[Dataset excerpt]
******
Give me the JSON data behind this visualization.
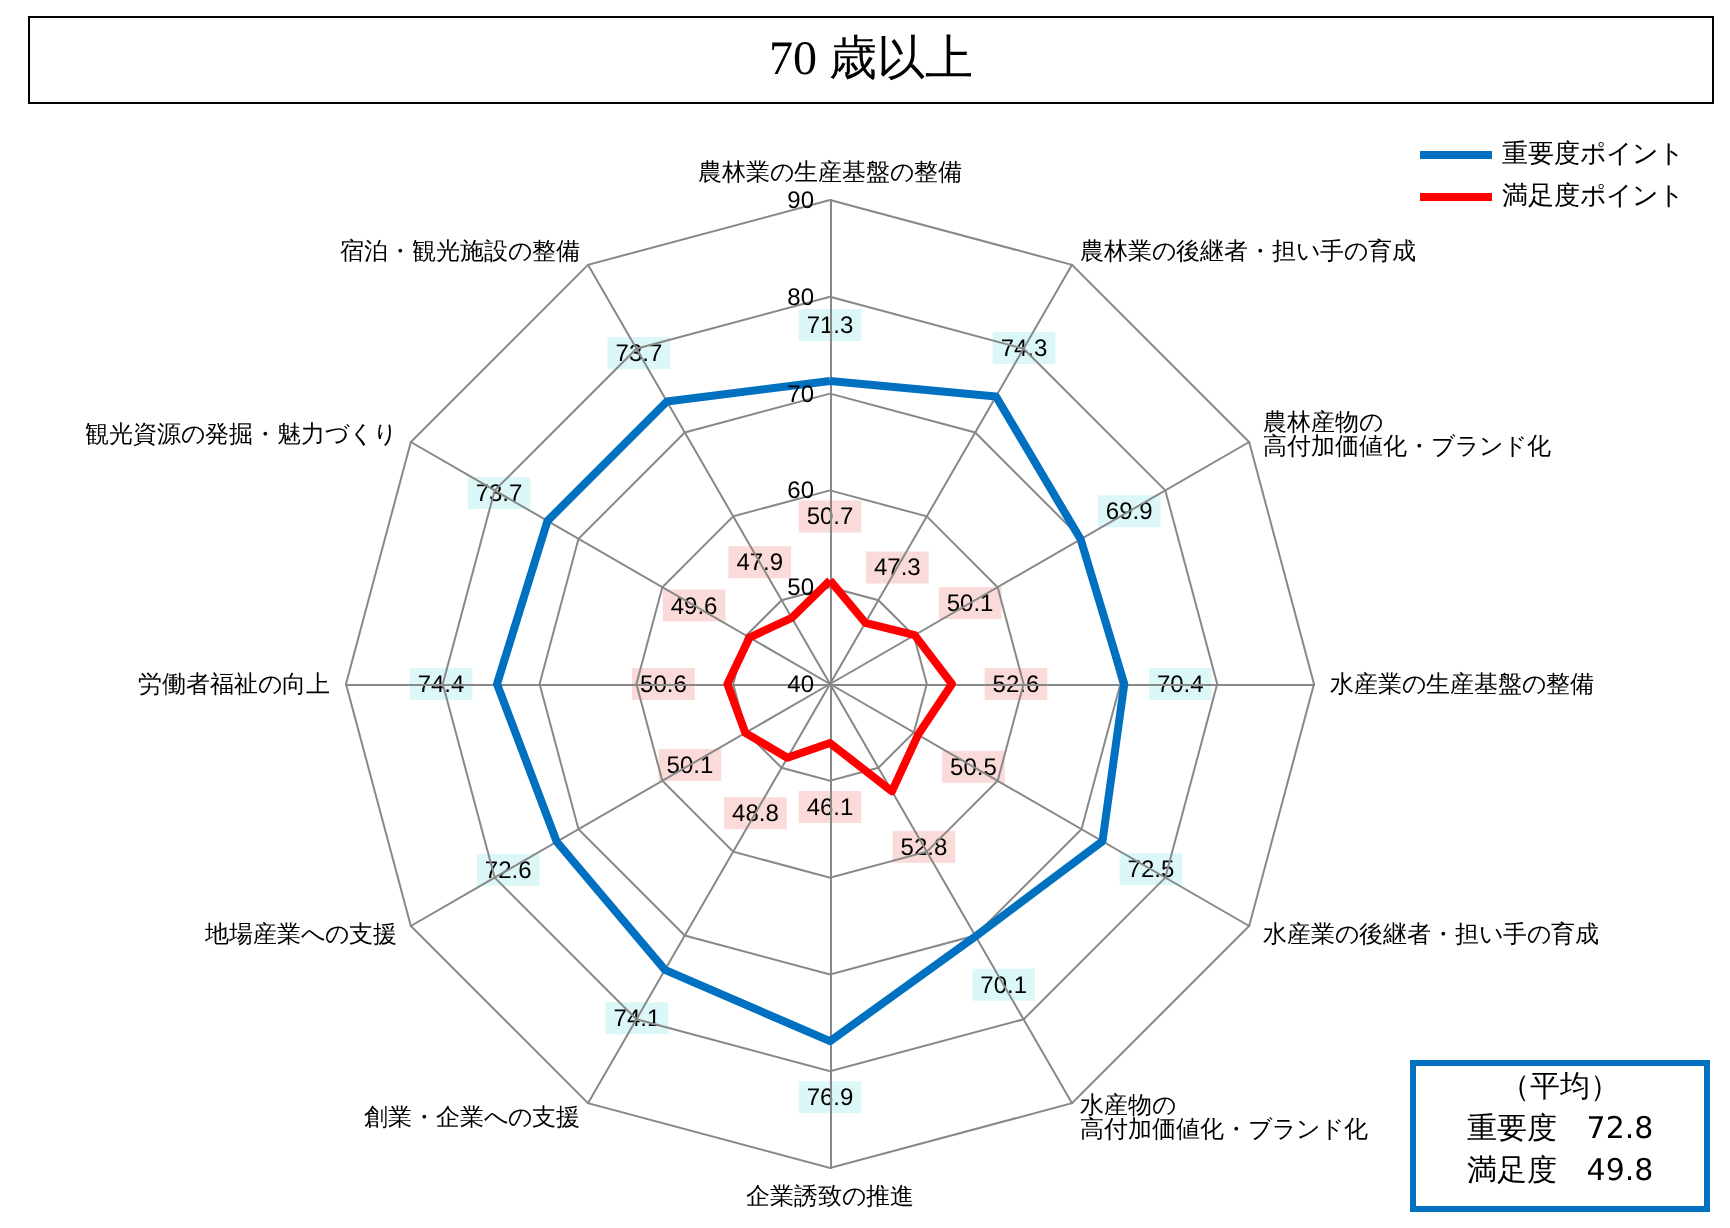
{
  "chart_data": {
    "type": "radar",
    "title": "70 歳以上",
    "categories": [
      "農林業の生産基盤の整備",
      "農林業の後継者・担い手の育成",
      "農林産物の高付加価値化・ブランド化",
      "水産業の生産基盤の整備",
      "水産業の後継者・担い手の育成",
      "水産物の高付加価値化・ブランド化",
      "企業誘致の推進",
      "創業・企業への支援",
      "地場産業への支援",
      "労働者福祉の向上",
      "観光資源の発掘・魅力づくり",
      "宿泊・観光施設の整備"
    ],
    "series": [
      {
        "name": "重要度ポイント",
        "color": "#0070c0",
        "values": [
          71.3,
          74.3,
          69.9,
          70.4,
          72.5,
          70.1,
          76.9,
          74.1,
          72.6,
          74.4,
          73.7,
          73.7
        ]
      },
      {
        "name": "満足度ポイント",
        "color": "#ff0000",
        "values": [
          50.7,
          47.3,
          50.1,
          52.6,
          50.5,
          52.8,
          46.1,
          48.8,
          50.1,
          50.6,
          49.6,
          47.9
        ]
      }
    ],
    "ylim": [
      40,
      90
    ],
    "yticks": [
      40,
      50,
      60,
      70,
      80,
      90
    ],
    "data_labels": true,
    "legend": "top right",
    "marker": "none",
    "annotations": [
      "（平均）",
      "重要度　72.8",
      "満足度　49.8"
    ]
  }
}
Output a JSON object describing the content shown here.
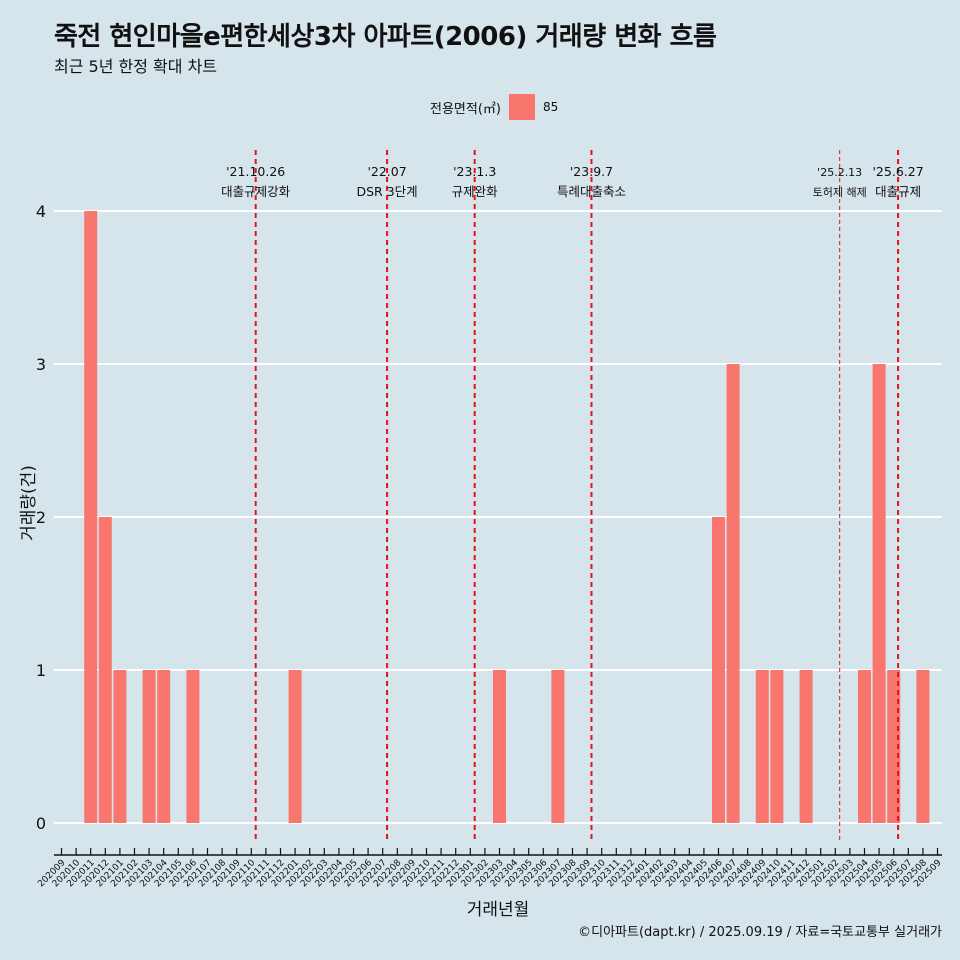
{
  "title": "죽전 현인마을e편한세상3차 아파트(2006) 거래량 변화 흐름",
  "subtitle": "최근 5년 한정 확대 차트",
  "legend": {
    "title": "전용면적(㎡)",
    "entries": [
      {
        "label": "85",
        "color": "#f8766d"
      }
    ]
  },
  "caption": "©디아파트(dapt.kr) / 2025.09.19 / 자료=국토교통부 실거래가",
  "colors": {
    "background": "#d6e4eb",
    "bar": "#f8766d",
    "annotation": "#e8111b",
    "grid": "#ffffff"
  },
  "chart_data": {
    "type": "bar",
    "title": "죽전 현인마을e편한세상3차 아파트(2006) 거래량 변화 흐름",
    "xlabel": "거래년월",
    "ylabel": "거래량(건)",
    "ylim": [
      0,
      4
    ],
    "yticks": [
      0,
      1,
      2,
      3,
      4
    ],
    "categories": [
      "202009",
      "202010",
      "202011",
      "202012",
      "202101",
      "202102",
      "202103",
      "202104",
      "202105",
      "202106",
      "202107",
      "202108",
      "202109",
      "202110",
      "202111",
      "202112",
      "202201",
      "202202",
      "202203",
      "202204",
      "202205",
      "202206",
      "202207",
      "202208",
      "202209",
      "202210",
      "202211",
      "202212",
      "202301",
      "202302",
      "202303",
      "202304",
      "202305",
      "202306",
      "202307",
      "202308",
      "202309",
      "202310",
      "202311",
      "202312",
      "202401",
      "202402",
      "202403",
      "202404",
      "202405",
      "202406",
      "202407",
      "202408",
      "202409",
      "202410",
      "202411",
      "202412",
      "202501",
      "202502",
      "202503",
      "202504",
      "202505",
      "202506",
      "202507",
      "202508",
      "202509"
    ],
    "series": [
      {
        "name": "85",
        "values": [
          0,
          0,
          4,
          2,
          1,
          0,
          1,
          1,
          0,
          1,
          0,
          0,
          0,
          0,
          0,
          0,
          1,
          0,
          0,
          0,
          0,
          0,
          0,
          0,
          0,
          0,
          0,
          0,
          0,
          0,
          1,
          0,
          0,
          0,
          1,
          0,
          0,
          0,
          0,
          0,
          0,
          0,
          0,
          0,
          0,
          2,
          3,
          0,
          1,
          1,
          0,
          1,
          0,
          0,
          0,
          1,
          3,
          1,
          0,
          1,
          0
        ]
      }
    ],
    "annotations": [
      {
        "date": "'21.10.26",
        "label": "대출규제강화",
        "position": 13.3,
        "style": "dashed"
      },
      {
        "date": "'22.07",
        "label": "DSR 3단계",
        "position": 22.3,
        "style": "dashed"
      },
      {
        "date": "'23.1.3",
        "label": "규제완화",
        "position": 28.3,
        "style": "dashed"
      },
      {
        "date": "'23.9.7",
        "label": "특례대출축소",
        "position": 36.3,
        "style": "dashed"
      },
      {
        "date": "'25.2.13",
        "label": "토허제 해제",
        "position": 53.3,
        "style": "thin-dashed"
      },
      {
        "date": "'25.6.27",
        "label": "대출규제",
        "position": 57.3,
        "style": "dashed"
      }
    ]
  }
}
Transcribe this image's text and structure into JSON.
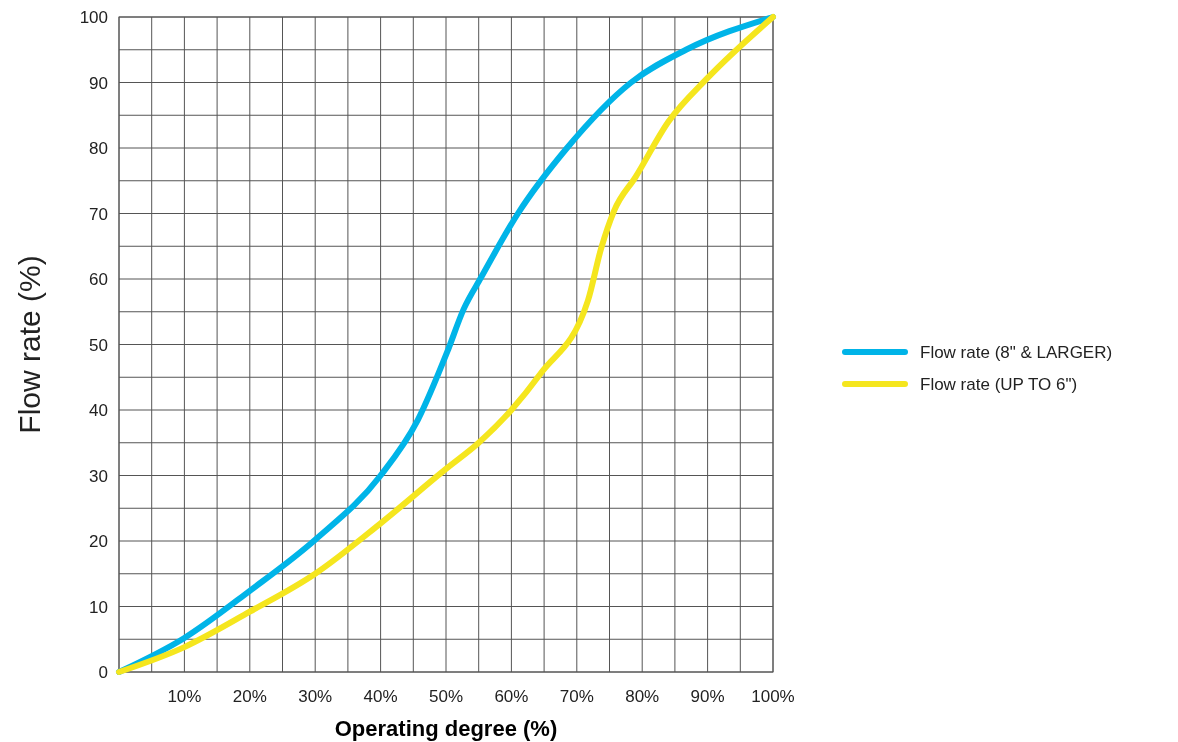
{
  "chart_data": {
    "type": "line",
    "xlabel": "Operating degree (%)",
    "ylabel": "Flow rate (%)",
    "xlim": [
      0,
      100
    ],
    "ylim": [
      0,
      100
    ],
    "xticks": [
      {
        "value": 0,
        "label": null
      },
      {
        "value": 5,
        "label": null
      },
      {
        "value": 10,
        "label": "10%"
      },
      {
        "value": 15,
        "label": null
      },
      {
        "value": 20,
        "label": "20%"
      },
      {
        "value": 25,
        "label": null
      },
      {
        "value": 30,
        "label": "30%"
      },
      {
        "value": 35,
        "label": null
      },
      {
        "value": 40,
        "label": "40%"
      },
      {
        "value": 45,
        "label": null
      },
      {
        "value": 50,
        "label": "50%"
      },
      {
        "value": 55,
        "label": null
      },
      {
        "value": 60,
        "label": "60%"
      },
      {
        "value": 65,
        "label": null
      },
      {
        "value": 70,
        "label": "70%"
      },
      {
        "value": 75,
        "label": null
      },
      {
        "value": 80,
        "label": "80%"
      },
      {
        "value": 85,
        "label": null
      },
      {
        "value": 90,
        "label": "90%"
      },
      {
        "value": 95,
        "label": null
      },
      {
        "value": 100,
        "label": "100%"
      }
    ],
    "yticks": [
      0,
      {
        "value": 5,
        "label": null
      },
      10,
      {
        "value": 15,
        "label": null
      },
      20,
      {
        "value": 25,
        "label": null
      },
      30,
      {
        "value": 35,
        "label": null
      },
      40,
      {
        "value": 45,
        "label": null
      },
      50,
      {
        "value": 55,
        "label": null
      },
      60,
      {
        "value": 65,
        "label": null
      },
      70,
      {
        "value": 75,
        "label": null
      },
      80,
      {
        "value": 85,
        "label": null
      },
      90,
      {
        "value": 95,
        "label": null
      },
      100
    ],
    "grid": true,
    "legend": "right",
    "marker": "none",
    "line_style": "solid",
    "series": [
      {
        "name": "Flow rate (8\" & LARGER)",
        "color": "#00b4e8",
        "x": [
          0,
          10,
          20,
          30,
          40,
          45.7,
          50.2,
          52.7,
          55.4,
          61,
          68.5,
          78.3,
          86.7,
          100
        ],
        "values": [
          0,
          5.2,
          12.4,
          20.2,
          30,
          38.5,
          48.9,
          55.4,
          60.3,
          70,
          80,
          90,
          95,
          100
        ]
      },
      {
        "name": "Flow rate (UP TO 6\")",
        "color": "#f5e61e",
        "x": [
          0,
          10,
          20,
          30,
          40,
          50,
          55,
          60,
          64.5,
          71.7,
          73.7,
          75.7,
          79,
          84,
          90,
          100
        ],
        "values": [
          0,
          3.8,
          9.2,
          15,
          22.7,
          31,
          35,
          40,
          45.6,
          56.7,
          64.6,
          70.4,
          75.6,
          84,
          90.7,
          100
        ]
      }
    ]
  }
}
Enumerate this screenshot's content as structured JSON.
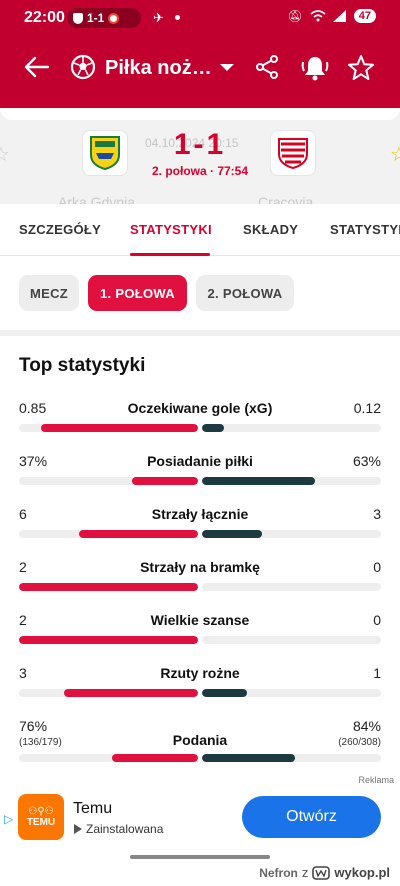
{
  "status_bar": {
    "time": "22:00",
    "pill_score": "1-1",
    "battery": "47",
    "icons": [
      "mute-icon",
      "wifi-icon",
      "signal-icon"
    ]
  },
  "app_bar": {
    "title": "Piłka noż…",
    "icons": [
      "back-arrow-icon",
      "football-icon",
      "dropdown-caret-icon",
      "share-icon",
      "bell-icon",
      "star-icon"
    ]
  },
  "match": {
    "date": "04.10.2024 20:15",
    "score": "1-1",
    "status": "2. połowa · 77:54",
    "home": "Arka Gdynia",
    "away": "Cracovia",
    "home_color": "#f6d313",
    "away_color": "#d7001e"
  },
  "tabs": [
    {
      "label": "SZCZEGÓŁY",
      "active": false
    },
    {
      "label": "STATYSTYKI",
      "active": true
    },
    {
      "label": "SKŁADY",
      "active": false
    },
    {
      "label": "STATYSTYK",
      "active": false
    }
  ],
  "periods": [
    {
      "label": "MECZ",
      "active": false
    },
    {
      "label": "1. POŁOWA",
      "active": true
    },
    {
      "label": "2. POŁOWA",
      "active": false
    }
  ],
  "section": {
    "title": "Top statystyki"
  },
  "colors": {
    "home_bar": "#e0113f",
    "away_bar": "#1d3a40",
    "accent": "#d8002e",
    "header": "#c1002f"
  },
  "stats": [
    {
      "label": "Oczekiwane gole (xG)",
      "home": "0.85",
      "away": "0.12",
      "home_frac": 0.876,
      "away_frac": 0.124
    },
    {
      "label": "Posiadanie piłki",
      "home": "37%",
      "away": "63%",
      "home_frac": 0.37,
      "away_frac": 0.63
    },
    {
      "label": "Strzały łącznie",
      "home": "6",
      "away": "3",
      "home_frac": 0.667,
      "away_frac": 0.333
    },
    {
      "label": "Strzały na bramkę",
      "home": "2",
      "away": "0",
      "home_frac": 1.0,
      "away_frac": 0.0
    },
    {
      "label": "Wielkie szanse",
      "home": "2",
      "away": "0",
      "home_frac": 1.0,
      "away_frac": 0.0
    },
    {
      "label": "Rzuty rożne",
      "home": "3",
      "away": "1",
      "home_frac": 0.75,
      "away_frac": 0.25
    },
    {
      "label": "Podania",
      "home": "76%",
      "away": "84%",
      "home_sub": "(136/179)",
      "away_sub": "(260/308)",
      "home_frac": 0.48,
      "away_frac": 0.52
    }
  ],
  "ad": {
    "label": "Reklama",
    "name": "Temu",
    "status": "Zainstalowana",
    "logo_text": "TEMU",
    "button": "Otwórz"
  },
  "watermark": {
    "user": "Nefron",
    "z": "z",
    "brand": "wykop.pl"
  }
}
******
> _WRITTEN INSTRUCTION_:
Collect every line above that contains the word "position".

> _SOLUTION_:
        "position": 13.3,
        "position": 22.3,
        "position": 28.3,
        "position": 36.3,
        "position": 53.3,
        "position": 57.3,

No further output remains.